#### Stated problem:
Omit the pictures and output every entry below exactly as written.

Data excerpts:
-.-.-

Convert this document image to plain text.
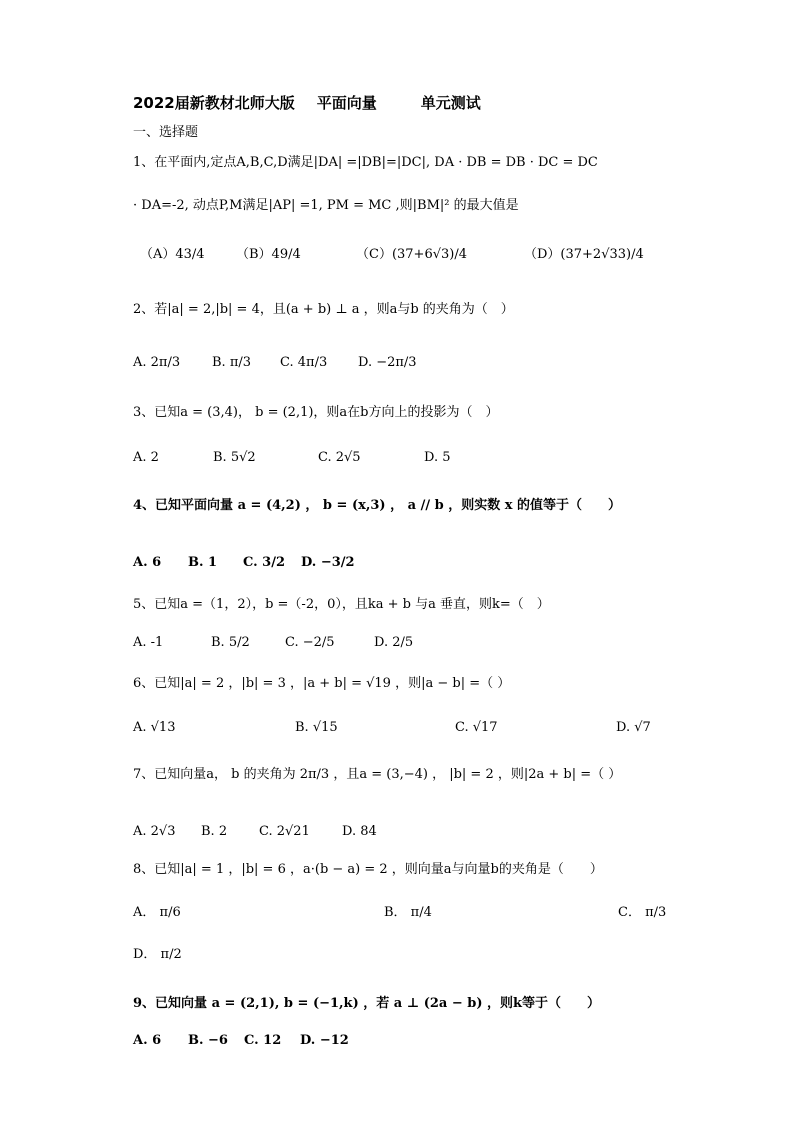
2022届新教材北师大版 平面向量	单元测试
一、选择题
1、在平面内,定点A,B,C,D满足|DA| =|DB|=|DC|, DA · DB = DB · DC = DC
· DA=-2, 动点P,M满足|AP| =1, PM = MC ,则|BM|² 的最大值是
（A）43/4 （B）49/4	（C）(37+6√3)/4	（D）(37+2√33)/4
2、若|a| = 2,|b| = 4，且(a + b) ⊥ a ，则a与b 的夹角为（　）
A. 2π/3 B. π/3 C. 4π/3 D. −2π/3
3、已知a = (3,4)， b = (2,1)，则a在b方向上的投影为（　）
A. 2	B. 5√2	C. 2√5	D. 5
4、已知平面向量 a = (4,2) ， b = (x,3) ， a // b ，则实数 x 的值等于（　　）
A. 6 B. 1 C. 3/2 D. −3/2
5、已知a =（1，2），b =（-2，0），且ka + b 与a 垂直，则k=（　）
A. -1	B. 5/2	C. −2/5	D. 2/5
6、已知|a| = 2 ，|b| = 3 ，|a + b| = √19 ，则|a − b| =（ ）
A. √13	B. √15	C. √17	D. √7
7、已知向量a， b 的夹角为 2π/3 ，且a = (3,−4) ， |b| = 2 ，则|2a + b| =（ ）
A. 2√3 B. 2 C. 2√21 D. 84
8、已知|a| = 1 ，|b| = 6 ，a·(b − a) = 2 ，则向量a与向量b的夹角是（　　）
A． π/6	B． π/4	C． π/3
D． π/2
9、已知向量 a = (2,1), b = (−1,k) ，若 a ⊥ (2a − b) ，则k等于（　　）
A. 6 B. −6 C. 12 D. −12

-.-.-

#### Full solution:
Convert this document image to plain text.
2022届新教材北师大版 平面向量	单元测试
一、选择题
1、在平面内,定点A,B,C,D满足|DA| =|DB|=|DC|, DA · DB = DB · DC = DC
· DA=-2, 动点P,M满足|AP| =1, PM = MC ,则|BM|² 的最大值是
（A）43/4 （B）49/4	（C）(37+6√3)/4	（D）(37+2√33)/4
2、若|a| = 2,|b| = 4，且(a + b) ⊥ a ，则a与b 的夹角为（　）
A. 2π/3 B. π/3 C. 4π/3 D. −2π/3
3、已知a = (3,4)， b = (2,1)，则a在b方向上的投影为（　）
A. 2	B. 5√2	C. 2√5	D. 5
4、已知平面向量 a = (4,2) ， b = (x,3) ， a // b ，则实数 x 的值等于（　　）
A. 6 B. 1 C. 3/2 D. −3/2
5、已知a =（1，2），b =（-2，0），且ka + b 与a 垂直，则k=（　）
A. -1	B. 5/2	C. −2/5	D. 2/5
6、已知|a| = 2 ，|b| = 3 ，|a + b| = √19 ，则|a − b| =（ ）
A. √13	B. √15	C. √17	D. √7
7、已知向量a， b 的夹角为 2π/3 ，且a = (3,−4) ， |b| = 2 ，则|2a + b| =（ ）
A. 2√3 B. 2 C. 2√21 D. 84
8、已知|a| = 1 ，|b| = 6 ，a·(b − a) = 2 ，则向量a与向量b的夹角是（　　）
A． π/6	B． π/4	C． π/3
D． π/2
9、已知向量 a = (2,1), b = (−1,k) ，若 a ⊥ (2a − b) ，则k等于（　　）
A. 6 B. −6 C. 12 D. −12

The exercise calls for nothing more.